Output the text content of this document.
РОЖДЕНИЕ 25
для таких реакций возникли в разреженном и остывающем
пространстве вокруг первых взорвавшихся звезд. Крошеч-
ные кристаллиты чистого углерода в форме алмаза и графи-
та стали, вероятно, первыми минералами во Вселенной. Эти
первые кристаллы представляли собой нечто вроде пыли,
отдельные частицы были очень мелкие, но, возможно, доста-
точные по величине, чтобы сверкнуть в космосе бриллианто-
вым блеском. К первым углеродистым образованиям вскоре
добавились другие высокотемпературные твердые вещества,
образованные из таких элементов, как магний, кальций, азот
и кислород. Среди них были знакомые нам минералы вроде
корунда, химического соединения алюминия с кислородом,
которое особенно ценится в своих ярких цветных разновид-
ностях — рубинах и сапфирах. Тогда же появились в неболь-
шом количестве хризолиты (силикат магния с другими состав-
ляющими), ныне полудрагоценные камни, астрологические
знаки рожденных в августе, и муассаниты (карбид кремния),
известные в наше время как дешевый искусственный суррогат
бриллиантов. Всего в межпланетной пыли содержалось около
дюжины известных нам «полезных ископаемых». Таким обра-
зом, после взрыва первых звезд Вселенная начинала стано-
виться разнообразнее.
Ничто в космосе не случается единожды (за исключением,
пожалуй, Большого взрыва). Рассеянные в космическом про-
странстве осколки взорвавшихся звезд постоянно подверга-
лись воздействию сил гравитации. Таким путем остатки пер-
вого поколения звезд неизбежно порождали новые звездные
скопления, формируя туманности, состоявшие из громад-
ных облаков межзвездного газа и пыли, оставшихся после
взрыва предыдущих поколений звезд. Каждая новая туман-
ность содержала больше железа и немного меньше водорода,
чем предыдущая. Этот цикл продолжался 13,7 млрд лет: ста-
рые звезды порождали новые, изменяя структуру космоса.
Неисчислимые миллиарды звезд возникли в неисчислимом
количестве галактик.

--- SET TASK ---
Go back to the listing above and please repeat it exactly.

--- SOLUTION FOR THIS TASK ---
Output the text content of this document.
РОЖДЕНИЕ 25
для таких реакций возникли в разреженном и остывающем
пространстве вокруг первых взорвавшихся звезд. Крошеч-
ные кристаллиты чистого углерода в форме алмаза и графи-
та стали, вероятно, первыми минералами во Вселенной. Эти
первые кристаллы представляли собой нечто вроде пыли,
отдельные частицы были очень мелкие, но, возможно, доста-
точные по величине, чтобы сверкнуть в космосе бриллианто-
вым блеском. К первым углеродистым образованиям вскоре
добавились другие высокотемпературные твердые вещества,
образованные из таких элементов, как магний, кальций, азот
и кислород. Среди них были знакомые нам минералы вроде
корунда, химического соединения алюминия с кислородом,
которое особенно ценится в своих ярких цветных разновид-
ностях — рубинах и сапфирах. Тогда же появились в неболь-
шом количестве хризолиты (силикат магния с другими состав-
ляющими), ныне полудрагоценные камни, астрологические
знаки рожденных в августе, и муассаниты (карбид кремния),
известные в наше время как дешевый искусственный суррогат
бриллиантов. Всего в межпланетной пыли содержалось около
дюжины известных нам «полезных ископаемых». Таким обра-
зом, после взрыва первых звезд Вселенная начинала стано-
виться разнообразнее.
Ничто в космосе не случается единожды (за исключением,
пожалуй, Большого взрыва). Рассеянные в космическом про-
странстве осколки взорвавшихся звезд постоянно подверга-
лись воздействию сил гравитации. Таким путем остатки пер-
вого поколения звезд неизбежно порождали новые звездные
скопления, формируя туманности, состоявшие из громад-
ных облаков межзвездного газа и пыли, оставшихся после
взрыва предыдущих поколений звезд. Каждая новая туман-
ность содержала больше железа и немного меньше водорода,
чем предыдущая. Этот цикл продолжался 13,7 млрд лет: ста-
рые звезды порождали новые, изменяя структуру космоса.
Неисчислимые миллиарды звезд возникли в неисчислимом
количестве галактик.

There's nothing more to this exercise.